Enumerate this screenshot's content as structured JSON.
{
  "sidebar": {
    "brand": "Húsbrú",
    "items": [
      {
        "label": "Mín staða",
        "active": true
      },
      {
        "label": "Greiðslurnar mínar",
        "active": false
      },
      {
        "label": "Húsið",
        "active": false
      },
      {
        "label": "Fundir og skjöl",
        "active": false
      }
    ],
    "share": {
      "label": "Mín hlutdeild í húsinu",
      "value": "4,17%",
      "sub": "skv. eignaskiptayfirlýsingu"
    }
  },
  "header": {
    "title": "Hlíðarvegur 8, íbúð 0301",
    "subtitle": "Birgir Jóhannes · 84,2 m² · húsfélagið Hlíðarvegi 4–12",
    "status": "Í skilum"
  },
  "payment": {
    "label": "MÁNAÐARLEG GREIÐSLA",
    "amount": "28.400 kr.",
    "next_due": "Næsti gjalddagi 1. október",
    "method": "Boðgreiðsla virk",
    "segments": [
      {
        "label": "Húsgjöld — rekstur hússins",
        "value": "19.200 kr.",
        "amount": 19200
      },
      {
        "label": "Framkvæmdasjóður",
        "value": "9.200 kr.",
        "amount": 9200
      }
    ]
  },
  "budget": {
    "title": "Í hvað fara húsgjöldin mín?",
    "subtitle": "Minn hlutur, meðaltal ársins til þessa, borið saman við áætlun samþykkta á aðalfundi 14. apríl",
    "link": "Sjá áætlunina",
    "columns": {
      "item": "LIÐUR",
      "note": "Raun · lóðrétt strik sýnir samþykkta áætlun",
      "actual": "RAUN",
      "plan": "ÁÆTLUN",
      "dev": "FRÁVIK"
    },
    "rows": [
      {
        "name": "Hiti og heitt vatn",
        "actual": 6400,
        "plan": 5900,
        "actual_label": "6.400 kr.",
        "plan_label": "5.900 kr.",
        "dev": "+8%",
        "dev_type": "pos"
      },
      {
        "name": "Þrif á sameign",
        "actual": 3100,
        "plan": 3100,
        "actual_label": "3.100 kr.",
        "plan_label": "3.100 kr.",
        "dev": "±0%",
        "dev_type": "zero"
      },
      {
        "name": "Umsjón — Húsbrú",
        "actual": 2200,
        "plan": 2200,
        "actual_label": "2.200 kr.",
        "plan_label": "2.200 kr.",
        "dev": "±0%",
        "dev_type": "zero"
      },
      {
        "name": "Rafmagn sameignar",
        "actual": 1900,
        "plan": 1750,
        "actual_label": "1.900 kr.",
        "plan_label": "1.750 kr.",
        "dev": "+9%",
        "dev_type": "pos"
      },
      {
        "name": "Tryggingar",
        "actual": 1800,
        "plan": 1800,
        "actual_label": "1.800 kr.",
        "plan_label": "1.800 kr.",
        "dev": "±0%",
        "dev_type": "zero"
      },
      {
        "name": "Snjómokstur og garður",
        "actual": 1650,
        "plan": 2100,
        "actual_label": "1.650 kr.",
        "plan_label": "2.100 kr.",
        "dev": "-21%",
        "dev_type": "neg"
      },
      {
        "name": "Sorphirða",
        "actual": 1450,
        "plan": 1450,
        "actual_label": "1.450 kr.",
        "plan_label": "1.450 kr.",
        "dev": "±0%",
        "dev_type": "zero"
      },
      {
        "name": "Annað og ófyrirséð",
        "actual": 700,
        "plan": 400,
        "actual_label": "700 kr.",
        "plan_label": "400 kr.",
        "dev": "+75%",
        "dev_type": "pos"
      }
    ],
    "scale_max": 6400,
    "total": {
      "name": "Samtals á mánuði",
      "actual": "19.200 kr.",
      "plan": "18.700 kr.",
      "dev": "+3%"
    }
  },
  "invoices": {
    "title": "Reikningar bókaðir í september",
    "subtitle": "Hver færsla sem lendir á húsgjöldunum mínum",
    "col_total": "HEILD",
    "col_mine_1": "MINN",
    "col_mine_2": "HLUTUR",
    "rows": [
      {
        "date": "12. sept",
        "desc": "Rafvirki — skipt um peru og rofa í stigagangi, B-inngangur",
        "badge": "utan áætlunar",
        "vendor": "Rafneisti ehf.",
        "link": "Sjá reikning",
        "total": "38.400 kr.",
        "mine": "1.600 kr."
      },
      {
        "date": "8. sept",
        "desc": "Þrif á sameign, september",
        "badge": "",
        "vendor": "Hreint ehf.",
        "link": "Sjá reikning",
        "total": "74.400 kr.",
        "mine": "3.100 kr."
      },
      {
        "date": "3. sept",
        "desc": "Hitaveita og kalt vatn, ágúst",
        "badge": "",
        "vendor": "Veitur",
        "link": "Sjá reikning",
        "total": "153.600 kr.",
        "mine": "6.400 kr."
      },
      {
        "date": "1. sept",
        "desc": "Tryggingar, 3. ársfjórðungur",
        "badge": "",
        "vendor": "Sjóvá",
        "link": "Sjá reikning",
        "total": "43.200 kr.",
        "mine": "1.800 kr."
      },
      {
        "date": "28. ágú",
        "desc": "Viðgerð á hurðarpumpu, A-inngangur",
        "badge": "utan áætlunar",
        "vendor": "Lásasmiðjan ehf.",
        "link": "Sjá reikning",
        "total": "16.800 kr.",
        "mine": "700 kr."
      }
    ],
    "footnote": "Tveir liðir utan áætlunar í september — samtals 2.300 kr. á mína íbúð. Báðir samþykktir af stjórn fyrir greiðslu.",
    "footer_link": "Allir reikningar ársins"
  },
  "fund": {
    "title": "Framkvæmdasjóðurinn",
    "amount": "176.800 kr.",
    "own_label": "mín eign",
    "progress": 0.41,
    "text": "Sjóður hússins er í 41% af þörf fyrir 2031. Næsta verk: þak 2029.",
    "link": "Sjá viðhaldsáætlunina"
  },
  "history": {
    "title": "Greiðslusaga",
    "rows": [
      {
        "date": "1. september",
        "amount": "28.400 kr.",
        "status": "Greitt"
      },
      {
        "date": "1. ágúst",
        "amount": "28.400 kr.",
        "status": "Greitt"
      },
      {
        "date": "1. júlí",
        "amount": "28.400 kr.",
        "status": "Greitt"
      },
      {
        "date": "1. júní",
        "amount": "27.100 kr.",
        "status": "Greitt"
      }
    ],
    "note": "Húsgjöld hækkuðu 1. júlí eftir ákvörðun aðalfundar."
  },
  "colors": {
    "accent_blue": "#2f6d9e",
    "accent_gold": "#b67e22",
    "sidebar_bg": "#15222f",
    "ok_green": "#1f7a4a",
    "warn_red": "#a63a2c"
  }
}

• • •

• Your objective:
Extract every record and return it verbatim.

• Response:
Enumerate this screenshot's content as structured JSON.
{
  "sidebar": {
    "brand": "Húsbrú",
    "items": [
      {
        "label": "Mín staða",
        "active": true
      },
      {
        "label": "Greiðslurnar mínar",
        "active": false
      },
      {
        "label": "Húsið",
        "active": false
      },
      {
        "label": "Fundir og skjöl",
        "active": false
      }
    ],
    "share": {
      "label": "Mín hlutdeild í húsinu",
      "value": "4,17%",
      "sub": "skv. eignaskiptayfirlýsingu"
    }
  },
  "header": {
    "title": "Hlíðarvegur 8, íbúð 0301",
    "subtitle": "Birgir Jóhannes · 84,2 m² · húsfélagið Hlíðarvegi 4–12",
    "status": "Í skilum"
  },
  "payment": {
    "label": "MÁNAÐARLEG GREIÐSLA",
    "amount": "28.400 kr.",
    "next_due": "Næsti gjalddagi 1. október",
    "method": "Boðgreiðsla virk",
    "segments": [
      {
        "label": "Húsgjöld — rekstur hússins",
        "value": "19.200 kr.",
        "amount": 19200
      },
      {
        "label": "Framkvæmdasjóður",
        "value": "9.200 kr.",
        "amount": 9200
      }
    ]
  },
  "budget": {
    "title": "Í hvað fara húsgjöldin mín?",
    "subtitle": "Minn hlutur, meðaltal ársins til þessa, borið saman við áætlun samþykkta á aðalfundi 14. apríl",
    "link": "Sjá áætlunina",
    "columns": {
      "item": "LIÐUR",
      "note": "Raun · lóðrétt strik sýnir samþykkta áætlun",
      "actual": "RAUN",
      "plan": "ÁÆTLUN",
      "dev": "FRÁVIK"
    },
    "rows": [
      {
        "name": "Hiti og heitt vatn",
        "actual": 6400,
        "plan": 5900,
        "actual_label": "6.400 kr.",
        "plan_label": "5.900 kr.",
        "dev": "+8%",
        "dev_type": "pos"
      },
      {
        "name": "Þrif á sameign",
        "actual": 3100,
        "plan": 3100,
        "actual_label": "3.100 kr.",
        "plan_label": "3.100 kr.",
        "dev": "±0%",
        "dev_type": "zero"
      },
      {
        "name": "Umsjón — Húsbrú",
        "actual": 2200,
        "plan": 2200,
        "actual_label": "2.200 kr.",
        "plan_label": "2.200 kr.",
        "dev": "±0%",
        "dev_type": "zero"
      },
      {
        "name": "Rafmagn sameignar",
        "actual": 1900,
        "plan": 1750,
        "actual_label": "1.900 kr.",
        "plan_label": "1.750 kr.",
        "dev": "+9%",
        "dev_type": "pos"
      },
      {
        "name": "Tryggingar",
        "actual": 1800,
        "plan": 1800,
        "actual_label": "1.800 kr.",
        "plan_label": "1.800 kr.",
        "dev": "±0%",
        "dev_type": "zero"
      },
      {
        "name": "Snjómokstur og garður",
        "actual": 1650,
        "plan": 2100,
        "actual_label": "1.650 kr.",
        "plan_label": "2.100 kr.",
        "dev": "-21%",
        "dev_type": "neg"
      },
      {
        "name": "Sorphirða",
        "actual": 1450,
        "plan": 1450,
        "actual_label": "1.450 kr.",
        "plan_label": "1.450 kr.",
        "dev": "±0%",
        "dev_type": "zero"
      },
      {
        "name": "Annað og ófyrirséð",
        "actual": 700,
        "plan": 400,
        "actual_label": "700 kr.",
        "plan_label": "400 kr.",
        "dev": "+75%",
        "dev_type": "pos"
      }
    ],
    "scale_max": 6400,
    "total": {
      "name": "Samtals á mánuði",
      "actual": "19.200 kr.",
      "plan": "18.700 kr.",
      "dev": "+3%"
    }
  },
  "invoices": {
    "title": "Reikningar bókaðir í september",
    "subtitle": "Hver færsla sem lendir á húsgjöldunum mínum",
    "col_total": "HEILD",
    "col_mine_1": "MINN",
    "col_mine_2": "HLUTUR",
    "rows": [
      {
        "date": "12. sept",
        "desc": "Rafvirki — skipt um peru og rofa í stigagangi, B-inngangur",
        "badge": "utan áætlunar",
        "vendor": "Rafneisti ehf.",
        "link": "Sjá reikning",
        "total": "38.400 kr.",
        "mine": "1.600 kr."
      },
      {
        "date": "8. sept",
        "desc": "Þrif á sameign, september",
        "badge": "",
        "vendor": "Hreint ehf.",
        "link": "Sjá reikning",
        "total": "74.400 kr.",
        "mine": "3.100 kr."
      },
      {
        "date": "3. sept",
        "desc": "Hitaveita og kalt vatn, ágúst",
        "badge": "",
        "vendor": "Veitur",
        "link": "Sjá reikning",
        "total": "153.600 kr.",
        "mine": "6.400 kr."
      },
      {
        "date": "1. sept",
        "desc": "Tryggingar, 3. ársfjórðungur",
        "badge": "",
        "vendor": "Sjóvá",
        "link": "Sjá reikning",
        "total": "43.200 kr.",
        "mine": "1.800 kr."
      },
      {
        "date": "28. ágú",
        "desc": "Viðgerð á hurðarpumpu, A-inngangur",
        "badge": "utan áætlunar",
        "vendor": "Lásasmiðjan ehf.",
        "link": "Sjá reikning",
        "total": "16.800 kr.",
        "mine": "700 kr."
      }
    ],
    "footnote": "Tveir liðir utan áætlunar í september — samtals 2.300 kr. á mína íbúð. Báðir samþykktir af stjórn fyrir greiðslu.",
    "footer_link": "Allir reikningar ársins"
  },
  "fund": {
    "title": "Framkvæmdasjóðurinn",
    "amount": "176.800 kr.",
    "own_label": "mín eign",
    "progress": 0.41,
    "text": "Sjóður hússins er í 41% af þörf fyrir 2031. Næsta verk: þak 2029.",
    "link": "Sjá viðhaldsáætlunina"
  },
  "history": {
    "title": "Greiðslusaga",
    "rows": [
      {
        "date": "1. september",
        "amount": "28.400 kr.",
        "status": "Greitt"
      },
      {
        "date": "1. ágúst",
        "amount": "28.400 kr.",
        "status": "Greitt"
      },
      {
        "date": "1. júlí",
        "amount": "28.400 kr.",
        "status": "Greitt"
      },
      {
        "date": "1. júní",
        "amount": "27.100 kr.",
        "status": "Greitt"
      }
    ],
    "note": "Húsgjöld hækkuðu 1. júlí eftir ákvörðun aðalfundar."
  },
  "colors": {
    "accent_blue": "#2f6d9e",
    "accent_gold": "#b67e22",
    "sidebar_bg": "#15222f",
    "ok_green": "#1f7a4a",
    "warn_red": "#a63a2c"
  }
}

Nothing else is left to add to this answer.